SELECTED TEXT:
----

What Made These Charges Particularly Problematic?
The core issue was structural: a president had financial incentive to require extensive Secret Service protection at his own properties. Under normal circumstances, government agencies negotiate rates and agencies avoid vendors with conflicts of interest. The Secret Service couldn’t avoid Trump properties; they had to go wherever the president went. This eliminated the competitive pressure that normally keeps prices reasonable.
The government ethics framework generally requires officials to avoid financial transactions that could appear to benefit their personal interests. Presidents are subject to unusual exemptions from normal conflict-of-interest rules, but the question remained whether profiting from security services required to protect the presidency crossed an ethical line that should have been addressed. The House Committee’s investigation treated the charges as an accountability problem worth examining, even if the legal consequences remained unclear. For taxpayers and government reform advocates, the arrangement highlighted gaps in how financial conflicts at the presidential level are monitored and controlled.
What Does This Mean Going Forward?
The continuation of premium rates in Trump’s second term suggests that no formal restrictions were put in place to prevent the practice. Despite the House Committee investigation and public reporting, the Secret Service appears to have continued paying Trump Organization rates during 2025-2026. The nearly $100,000 in charges in just the first months indicated the pattern would likely continue throughout the second term, potentially reaching similar or higher totals than the first term.
The broader implication concerns government oversight and accountability at the highest levels. If a sitting or former president can charge the government premium rates for security services, it raises questions about what financial arrangements are actually subject to limits and what gaps exist in oversight. Reform advocates have suggested that explicit limits on billing rates, third-party negotiation requirements, or even restrictions on serving as a vendor to the government while holding office could prevent similar arrangements. Whether Congress acts to close these gaps remains to be seen, but the Trump-Secret Service charges have become a case study in how structural conflicts of interest can persist even under high-profile scrutiny.
Conclusion
The documented charges of $1.4 million during Trump’s first term, with rates up to $1,185 per night compared to standard per diem allowances, represent one of the clearest examples of a sitting president profiting from government contracts. The House Oversight Committee’s October 2022 investigation provided formal documentation that these charges were “exorbitant” and systematic rather than incidental. The continuation of the practice in the second term, with nearly $100,000 already charged in early 2025-2026, demonstrates that no effective restrictions were implemented to prevent ongoing taxpayer overpayment.
This case highlights persistent gaps in government accountability and conflict-of-interest rules at the presidential level. The arrangement required no quid pro quo or illegal act to occur; it functioned entirely within a legal framework that allowed the president to benefit financially from services required to protect him. For taxpayers and government watchdogs, the Trump-Secret Service charges remain a stark example of how structural advantages can accumulate financial benefits to presidents in ways that standard ethics rules don’t adequately address.

----

TASK DESCRIPTION: In the text about Secret Service charges at Trump properties, list each measure that reform advocates have suggested could prevent similar arrangements. The lines that come next are separate material and have no connection to the text about Secret Service charges.

DATASET:
----

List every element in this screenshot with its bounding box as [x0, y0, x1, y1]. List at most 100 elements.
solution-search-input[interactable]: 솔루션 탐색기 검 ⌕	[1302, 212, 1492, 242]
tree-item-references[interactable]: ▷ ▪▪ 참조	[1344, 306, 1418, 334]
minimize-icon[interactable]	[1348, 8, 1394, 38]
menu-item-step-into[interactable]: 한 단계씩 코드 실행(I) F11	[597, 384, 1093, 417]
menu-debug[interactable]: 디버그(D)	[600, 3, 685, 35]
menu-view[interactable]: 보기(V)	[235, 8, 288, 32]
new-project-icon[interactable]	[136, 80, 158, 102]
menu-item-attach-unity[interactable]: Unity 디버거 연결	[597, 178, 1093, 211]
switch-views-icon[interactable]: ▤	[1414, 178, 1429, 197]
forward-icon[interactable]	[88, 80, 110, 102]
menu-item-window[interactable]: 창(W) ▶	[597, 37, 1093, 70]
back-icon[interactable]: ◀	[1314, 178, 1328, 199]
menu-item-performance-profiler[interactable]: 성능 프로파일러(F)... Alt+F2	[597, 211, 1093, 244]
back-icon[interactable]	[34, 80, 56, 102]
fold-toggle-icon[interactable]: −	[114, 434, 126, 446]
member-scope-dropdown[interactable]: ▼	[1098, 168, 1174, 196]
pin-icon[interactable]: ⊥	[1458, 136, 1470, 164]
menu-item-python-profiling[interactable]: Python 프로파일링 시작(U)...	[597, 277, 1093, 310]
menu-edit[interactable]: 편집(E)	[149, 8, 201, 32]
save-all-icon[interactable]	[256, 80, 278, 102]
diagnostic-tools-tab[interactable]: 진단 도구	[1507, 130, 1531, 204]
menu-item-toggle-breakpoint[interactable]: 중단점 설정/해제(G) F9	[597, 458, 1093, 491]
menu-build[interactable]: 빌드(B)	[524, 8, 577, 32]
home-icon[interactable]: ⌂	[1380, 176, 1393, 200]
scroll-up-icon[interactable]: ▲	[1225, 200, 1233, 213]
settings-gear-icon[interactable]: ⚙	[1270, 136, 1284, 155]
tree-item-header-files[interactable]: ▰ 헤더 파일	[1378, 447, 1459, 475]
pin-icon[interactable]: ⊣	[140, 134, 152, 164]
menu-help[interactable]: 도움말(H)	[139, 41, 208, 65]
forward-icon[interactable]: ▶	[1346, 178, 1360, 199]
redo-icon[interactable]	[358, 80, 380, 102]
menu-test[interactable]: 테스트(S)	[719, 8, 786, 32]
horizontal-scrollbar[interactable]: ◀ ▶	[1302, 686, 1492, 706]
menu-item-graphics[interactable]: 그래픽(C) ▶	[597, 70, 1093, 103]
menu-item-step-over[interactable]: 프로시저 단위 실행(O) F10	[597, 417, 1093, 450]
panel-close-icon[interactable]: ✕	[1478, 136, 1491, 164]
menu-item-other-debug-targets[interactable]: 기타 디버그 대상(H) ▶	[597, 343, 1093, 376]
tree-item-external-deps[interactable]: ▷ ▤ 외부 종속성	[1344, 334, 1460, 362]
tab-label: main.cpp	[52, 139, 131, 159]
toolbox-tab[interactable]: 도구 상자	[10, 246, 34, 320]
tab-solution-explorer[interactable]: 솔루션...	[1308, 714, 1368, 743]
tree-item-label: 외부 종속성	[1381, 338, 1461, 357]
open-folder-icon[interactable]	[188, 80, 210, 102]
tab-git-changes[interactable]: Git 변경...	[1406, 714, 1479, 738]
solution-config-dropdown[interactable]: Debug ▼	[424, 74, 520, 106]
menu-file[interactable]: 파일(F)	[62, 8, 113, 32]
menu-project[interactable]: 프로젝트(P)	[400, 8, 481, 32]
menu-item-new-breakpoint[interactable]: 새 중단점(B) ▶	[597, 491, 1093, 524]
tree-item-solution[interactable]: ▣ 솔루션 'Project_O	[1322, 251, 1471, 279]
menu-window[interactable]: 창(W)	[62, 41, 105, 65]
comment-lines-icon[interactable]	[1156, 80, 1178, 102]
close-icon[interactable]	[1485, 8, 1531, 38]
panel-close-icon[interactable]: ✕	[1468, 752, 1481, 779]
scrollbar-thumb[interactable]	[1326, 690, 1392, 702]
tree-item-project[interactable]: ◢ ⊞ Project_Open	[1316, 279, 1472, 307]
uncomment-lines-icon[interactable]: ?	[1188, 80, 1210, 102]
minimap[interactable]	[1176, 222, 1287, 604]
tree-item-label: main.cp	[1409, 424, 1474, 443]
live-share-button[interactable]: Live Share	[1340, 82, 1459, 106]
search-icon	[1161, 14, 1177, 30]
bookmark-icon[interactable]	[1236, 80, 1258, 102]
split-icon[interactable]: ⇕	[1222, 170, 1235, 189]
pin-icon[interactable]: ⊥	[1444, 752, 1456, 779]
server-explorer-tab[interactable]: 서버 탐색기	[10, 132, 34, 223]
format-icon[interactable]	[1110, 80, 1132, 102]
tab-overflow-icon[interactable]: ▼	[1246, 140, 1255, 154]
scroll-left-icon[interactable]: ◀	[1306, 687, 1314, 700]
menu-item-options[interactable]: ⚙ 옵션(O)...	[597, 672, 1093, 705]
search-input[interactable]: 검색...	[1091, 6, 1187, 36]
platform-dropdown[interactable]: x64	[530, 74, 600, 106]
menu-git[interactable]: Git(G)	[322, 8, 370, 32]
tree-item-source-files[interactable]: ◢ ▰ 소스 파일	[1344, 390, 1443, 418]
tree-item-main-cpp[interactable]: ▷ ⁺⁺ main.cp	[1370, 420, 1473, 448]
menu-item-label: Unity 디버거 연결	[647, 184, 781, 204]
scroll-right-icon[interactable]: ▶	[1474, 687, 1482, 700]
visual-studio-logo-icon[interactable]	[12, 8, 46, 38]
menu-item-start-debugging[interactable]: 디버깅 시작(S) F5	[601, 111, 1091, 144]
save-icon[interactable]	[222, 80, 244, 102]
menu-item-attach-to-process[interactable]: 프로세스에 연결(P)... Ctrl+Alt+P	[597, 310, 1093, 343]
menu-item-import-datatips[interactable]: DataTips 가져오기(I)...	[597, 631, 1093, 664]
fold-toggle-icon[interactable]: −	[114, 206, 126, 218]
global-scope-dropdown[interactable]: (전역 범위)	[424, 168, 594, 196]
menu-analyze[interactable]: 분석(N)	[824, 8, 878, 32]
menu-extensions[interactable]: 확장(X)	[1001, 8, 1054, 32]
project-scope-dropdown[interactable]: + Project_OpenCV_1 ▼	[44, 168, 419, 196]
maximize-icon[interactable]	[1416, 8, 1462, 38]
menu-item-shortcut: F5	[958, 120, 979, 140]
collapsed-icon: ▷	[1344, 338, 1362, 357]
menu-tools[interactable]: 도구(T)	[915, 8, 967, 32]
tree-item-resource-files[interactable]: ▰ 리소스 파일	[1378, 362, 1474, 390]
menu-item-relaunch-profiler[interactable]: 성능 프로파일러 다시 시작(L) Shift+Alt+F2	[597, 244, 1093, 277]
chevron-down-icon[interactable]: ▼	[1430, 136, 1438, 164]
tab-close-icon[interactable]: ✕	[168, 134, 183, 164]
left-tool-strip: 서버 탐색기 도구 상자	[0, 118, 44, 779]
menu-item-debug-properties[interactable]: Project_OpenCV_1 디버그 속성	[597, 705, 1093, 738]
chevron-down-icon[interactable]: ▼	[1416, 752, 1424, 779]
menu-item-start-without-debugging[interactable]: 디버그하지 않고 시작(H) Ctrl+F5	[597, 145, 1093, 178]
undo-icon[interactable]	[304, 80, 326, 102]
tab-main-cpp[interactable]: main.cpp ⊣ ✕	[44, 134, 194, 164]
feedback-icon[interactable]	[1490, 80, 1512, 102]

----

REPLY:
- Explicit limits on billing rates
- Third-party negotiation requirements
- Restrictions on serving as a vendor to the government while holding office